Given exercise: Transcribe all of the records word for word, but omit the pictures.

Raw data:
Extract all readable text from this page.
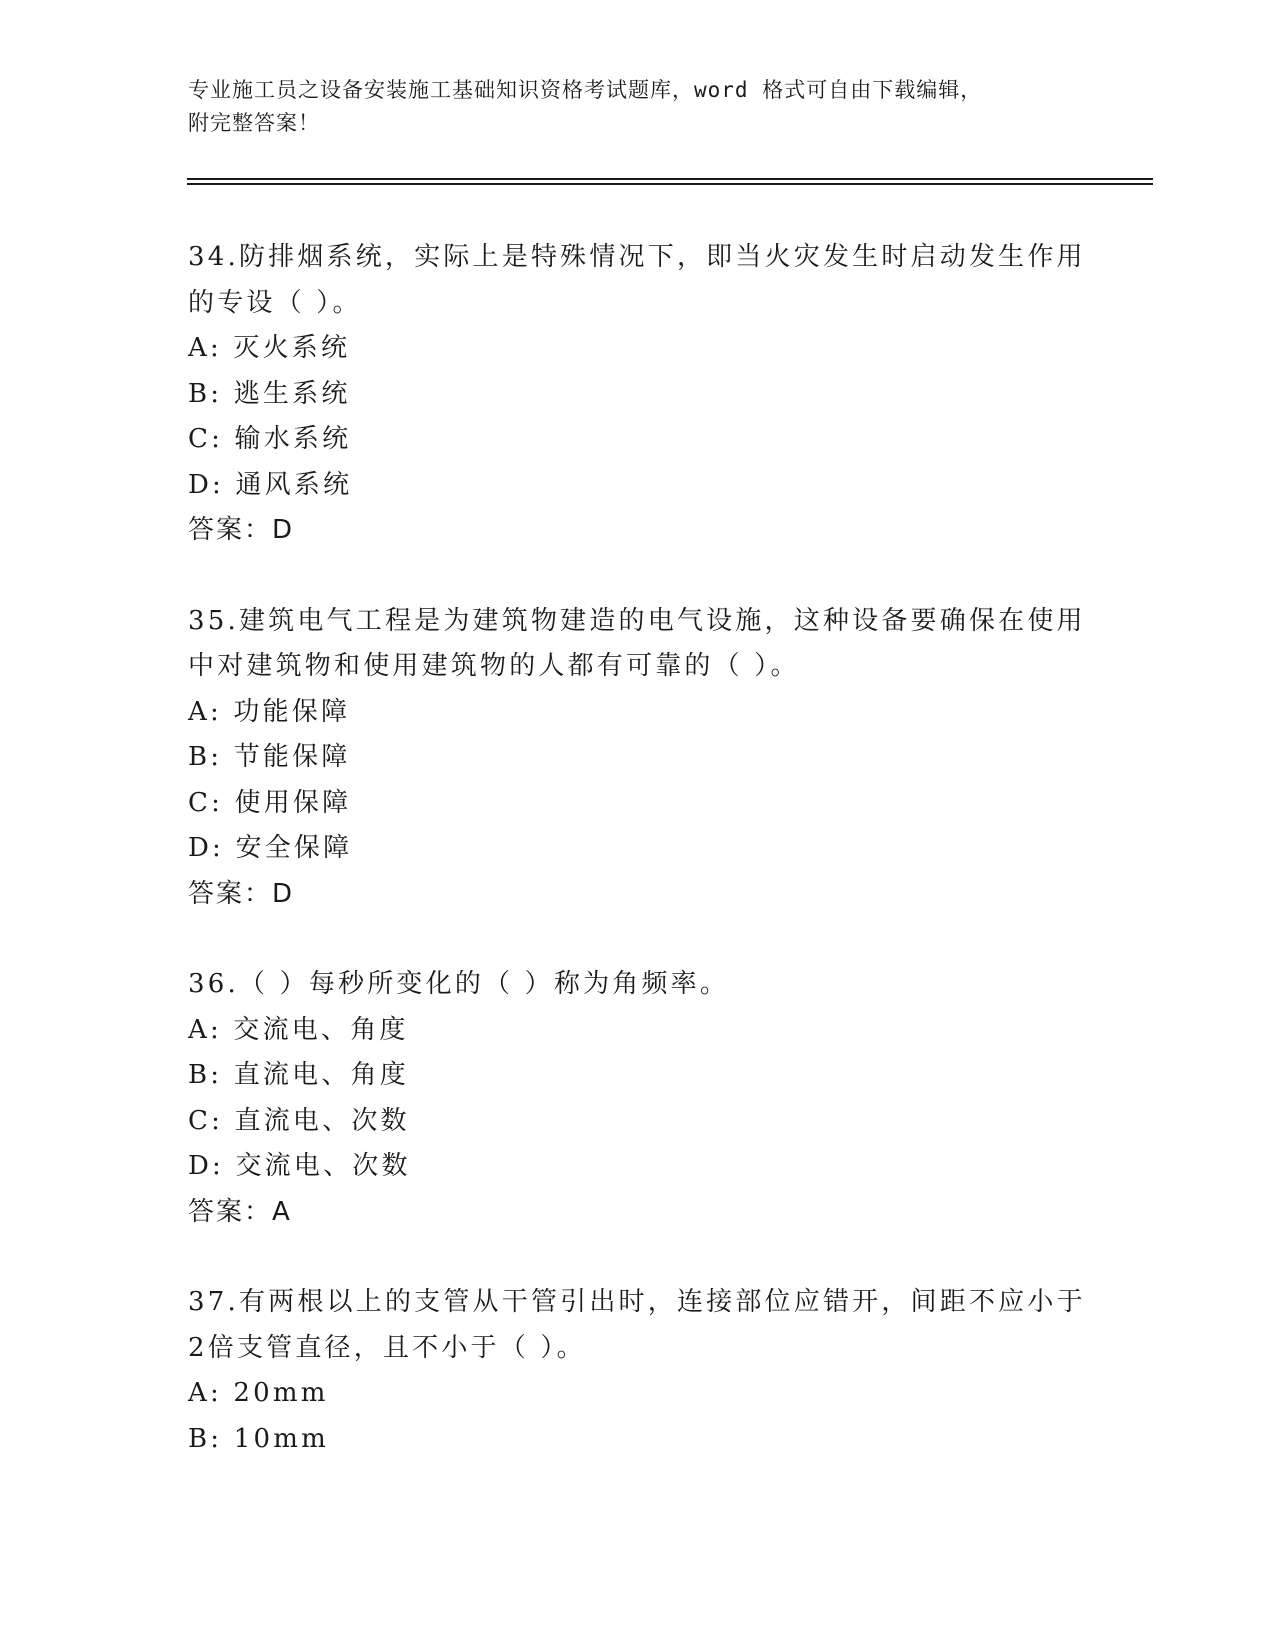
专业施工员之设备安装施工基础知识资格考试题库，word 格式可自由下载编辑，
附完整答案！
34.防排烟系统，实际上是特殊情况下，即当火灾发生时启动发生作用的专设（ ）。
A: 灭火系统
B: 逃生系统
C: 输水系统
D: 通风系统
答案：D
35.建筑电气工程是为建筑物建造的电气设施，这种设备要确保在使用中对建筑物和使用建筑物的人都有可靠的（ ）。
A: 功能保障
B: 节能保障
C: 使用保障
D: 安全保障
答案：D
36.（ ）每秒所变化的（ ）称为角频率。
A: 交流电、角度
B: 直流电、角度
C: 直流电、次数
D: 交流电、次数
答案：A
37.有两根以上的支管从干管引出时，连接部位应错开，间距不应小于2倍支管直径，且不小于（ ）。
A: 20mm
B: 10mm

Answer:
Extract all readable text from this page.
专业施工员之设备安装施工基础知识资格考试题库，word 格式可自由下载编辑，
附完整答案！
34.防排烟系统，实际上是特殊情况下，即当火灾发生时启动发生作用的专设（ ）。
A: 灭火系统
B: 逃生系统
C: 输水系统
D: 通风系统
答案：D
35.建筑电气工程是为建筑物建造的电气设施，这种设备要确保在使用中对建筑物和使用建筑物的人都有可靠的（ ）。
A: 功能保障
B: 节能保障
C: 使用保障
D: 安全保障
答案：D
36.（ ）每秒所变化的（ ）称为角频率。
A: 交流电、角度
B: 直流电、角度
C: 直流电、次数
D: 交流电、次数
答案：A
37.有两根以上的支管从干管引出时，连接部位应错开，间距不应小于2倍支管直径，且不小于（ ）。
A: 20mm
B: 10mm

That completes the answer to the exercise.